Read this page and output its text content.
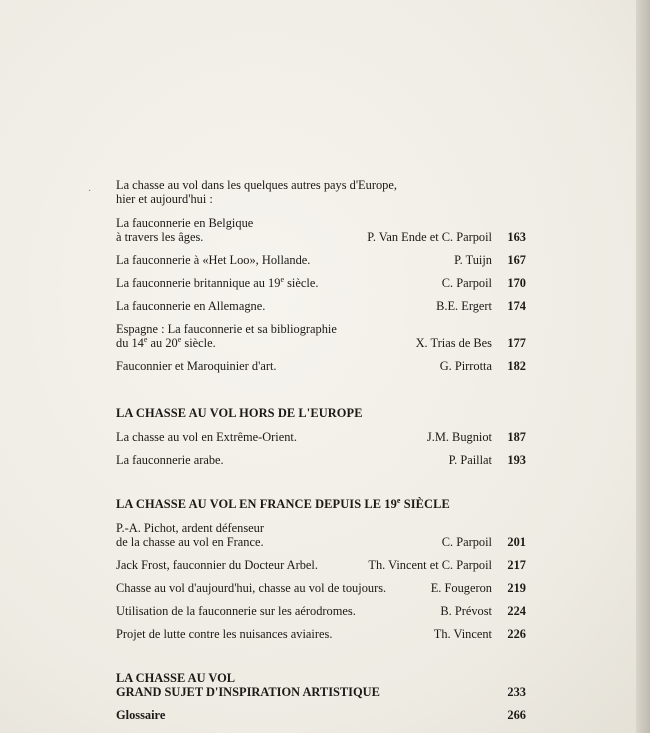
· La chasse au vol dans les quelques autres pays d'Europe,
hier et aujourd'hui :
La fauconnerie en Belgique
à travers les âges.	P. Van Ende et C. Parpoil	163
La fauconnerie à «Het Loo», Hollande.	P. Tuijn	167
La fauconnerie britannique au 19e siècle.	C. Parpoil	170
La fauconnerie en Allemagne.	B.E. Ergert	174
Espagne : La fauconnerie et sa bibliographie
du 14e au 20e siècle.	X. Trias de Bes	177
Fauconnier et Maroquinier d'art.	G. Pirrotta	182
LA CHASSE AU VOL HORS DE L'EUROPE
La chasse au vol en Extrême-Orient.	J.M. Bugniot	187
La fauconnerie arabe.	P. Paillat	193
LA CHASSE AU VOL EN FRANCE DEPUIS LE 19e SIÈCLE
P.-A. Pichot, ardent défenseur
de la chasse au vol en France.	C. Parpoil	201
Jack Frost, fauconnier du Docteur Arbel.	Th. Vincent et C. Parpoil	217
Chasse au vol d'aujourd'hui, chasse au vol de toujours.	E. Fougeron	219
Utilisation de la fauconnerie sur les aérodromes.	B. Prévost	224
Projet de lutte contre les nuisances aviaires.	Th. Vincent	226
LA CHASSE AU VOL
GRAND SUJET D'INSPIRATION ARTISTIQUE	233
Glossaire	266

------------------------------------------------------------

From the records above, pull out each line that has "Vincent".

Jack Frost, fauconnier du Docteur Arbel.	Th. Vincent et C. Parpoil	217
Projet de lutte contre les nuisances aviaires.	Th. Vincent	226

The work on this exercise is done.